#### [Directions]
a) According to the Kuykendall biography, in what year was he admitted to the bar?
b) Rewrite the Kuykendall biography from "Andrew Jackson Kuykendall" to "31st Illinois Infantry.", putting "Federal Army" in place of "Union Army".

#### [Passage to read]
Andrew Jackson Kuykendall (March 3, 1815 – May 11, 1891) was a U.S. Representative from Illinois.

Biography
Born in Gallatin County, Illinois, Kuykendall completed preparatory studies and later studied law. He was admitted to the bar in 1840 and commenced practice in Vienna, Illinois. He served as member of the Illinois House of Representatives from 1842 to 1862.

During the Civil War, Kuykendall served one year in the Union Army as the major of the 31st Illinois Infantry.

Kuykendall was elected as a Republican to the Thirty-ninth Congress (March 4, 1865 – March 3, 1867). He resumed the practice of law in Vienna, Illinois. He later served as the county and probate judge of Johnson County, Illinois from 1873 to 1881. He served as member of the Illinois State Senate from 1878 to 1882. He retired from public life and engaged in agricultural pursuits.

A. J. Kuykendall died in Vienna, Illinois, May 11, 1891, and was interred in the Fraternal Cemetery.

#### [Provided data]

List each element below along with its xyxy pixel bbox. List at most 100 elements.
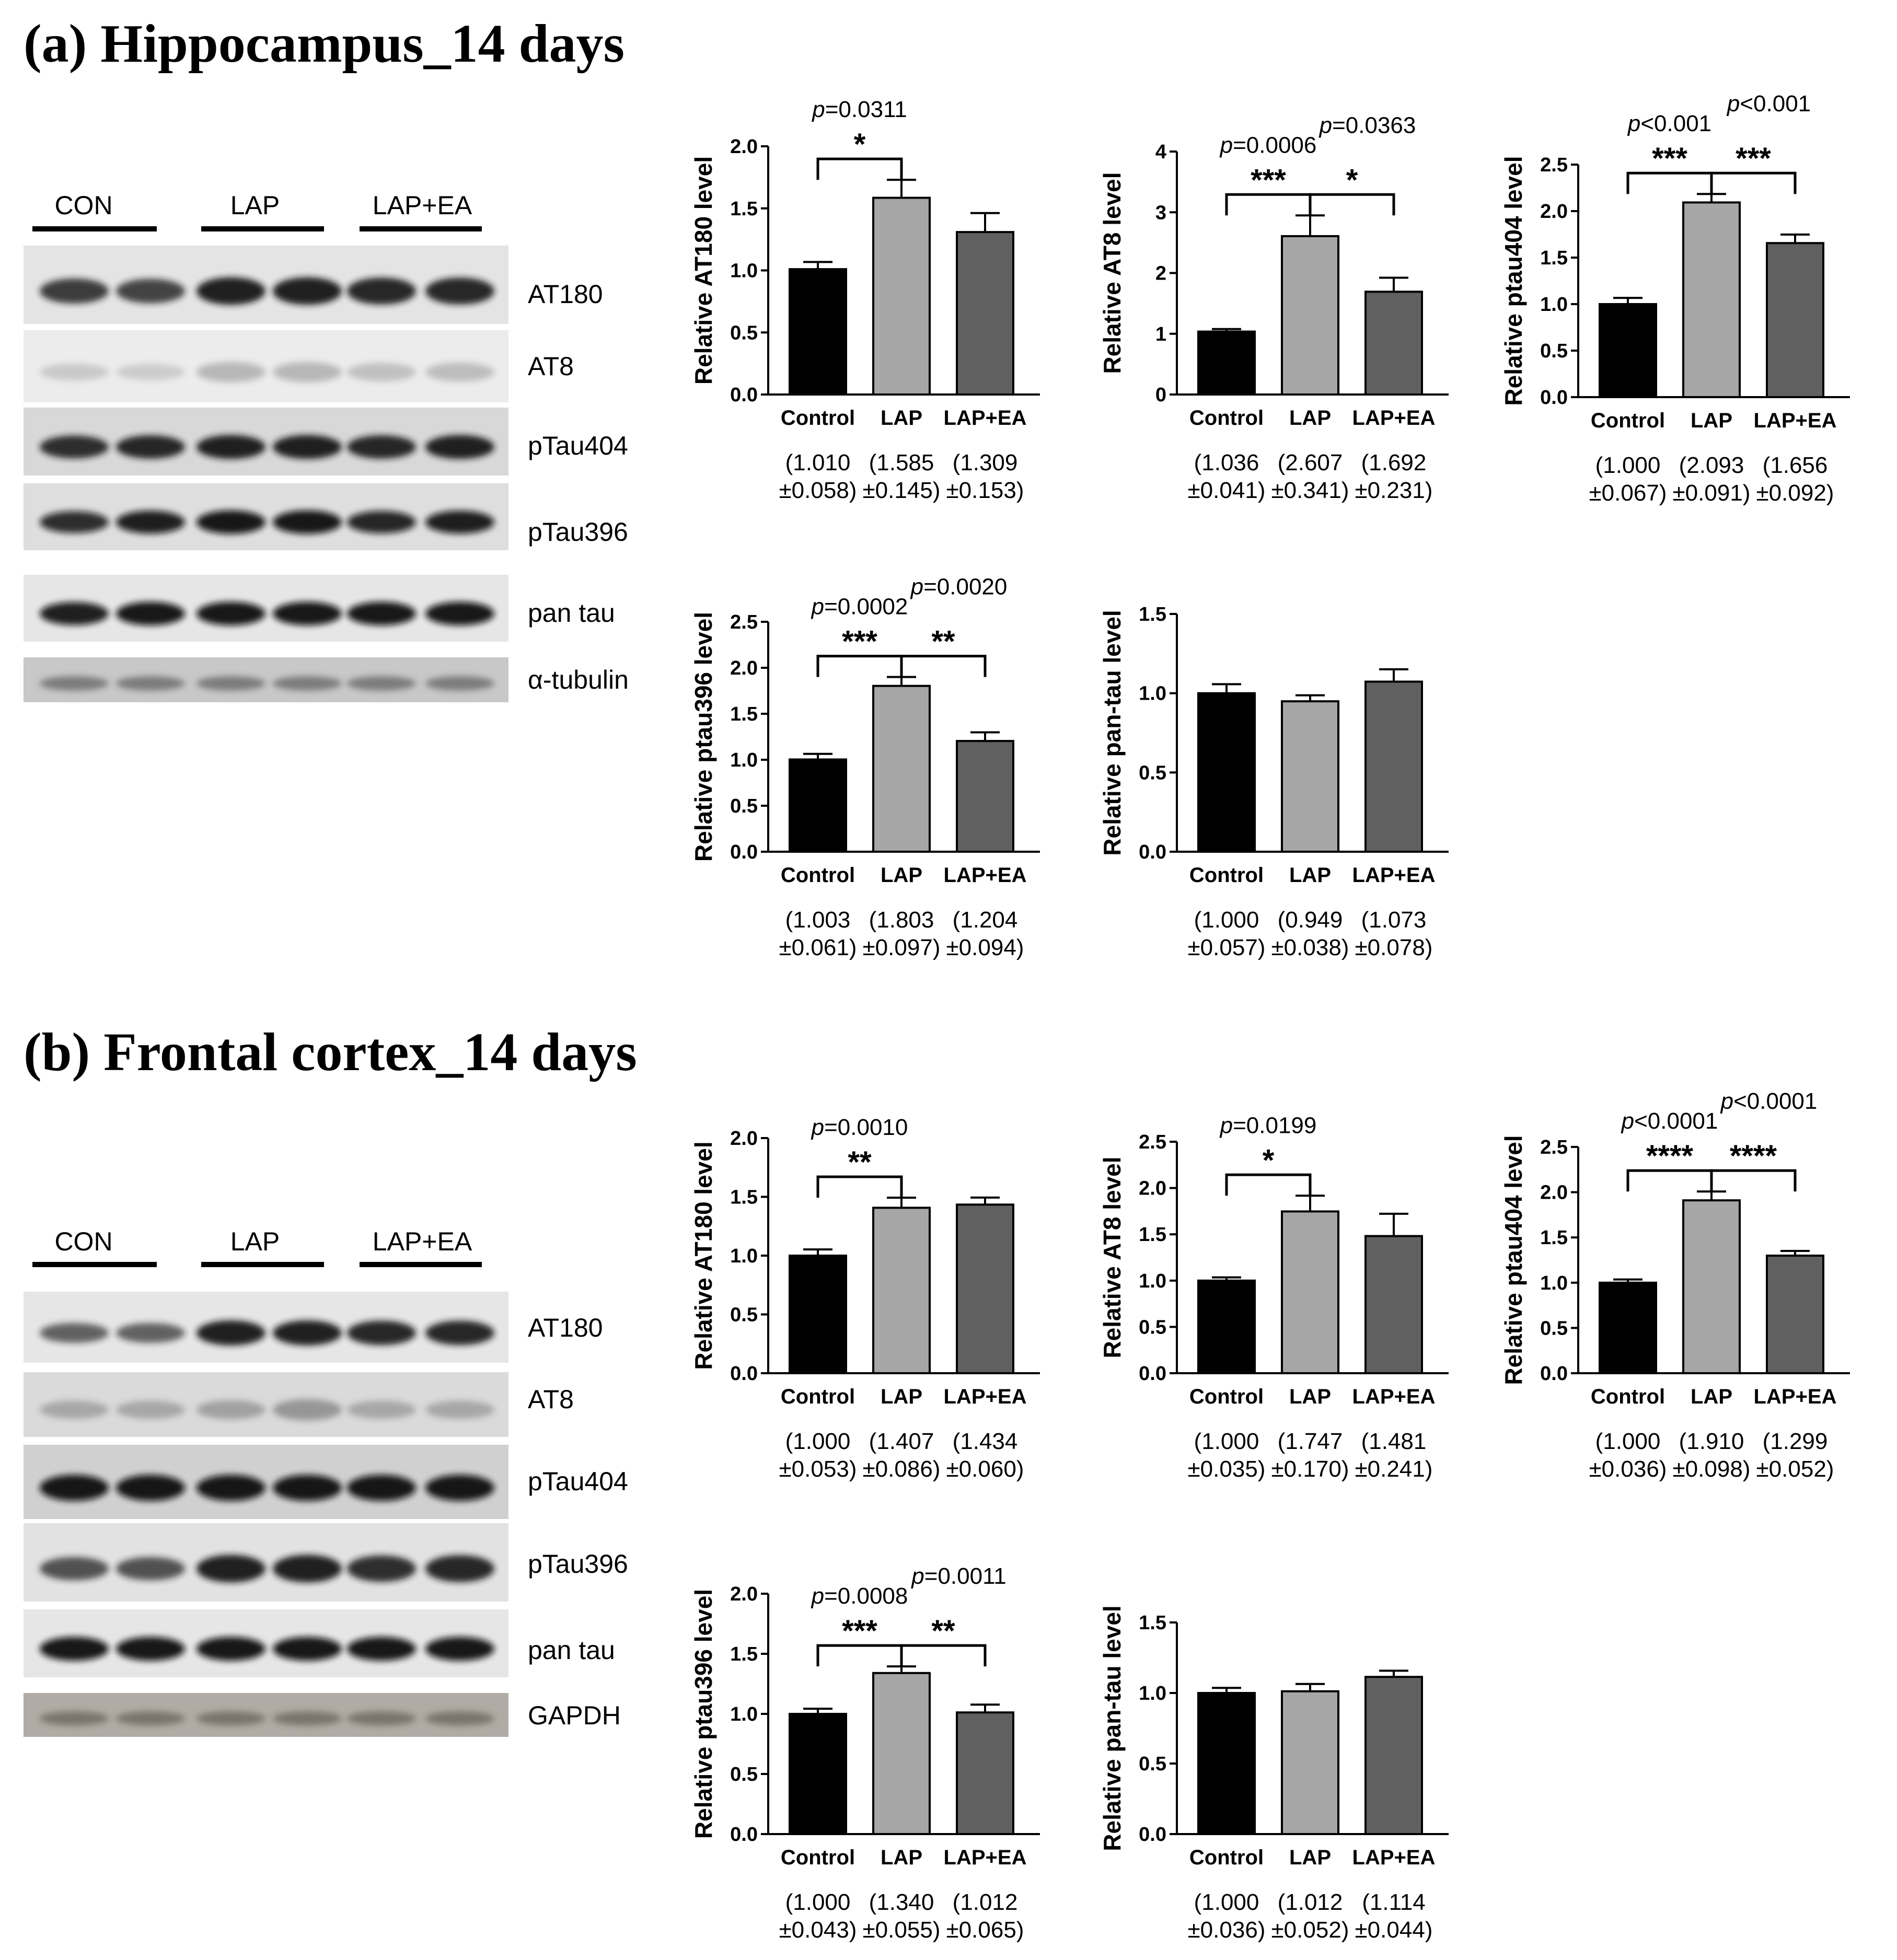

#### [Solved tasks]
a) 1840

b)
Andrew Jackson Kuykendall (March 3, 1815 – May 11, 1891) was a U.S. Representative from Illinois.

Biography
Born in Gallatin County, Illinois, Kuykendall completed preparatory studies and later studied law. He was admitted to the bar in 1840 and commenced practice in Vienna, Illinois. He served as member of the Illinois House of Representatives from 1842 to 1862.

During the Civil War, Kuykendall served one year in the Federal Army as the major of the 31st Illinois Infantry.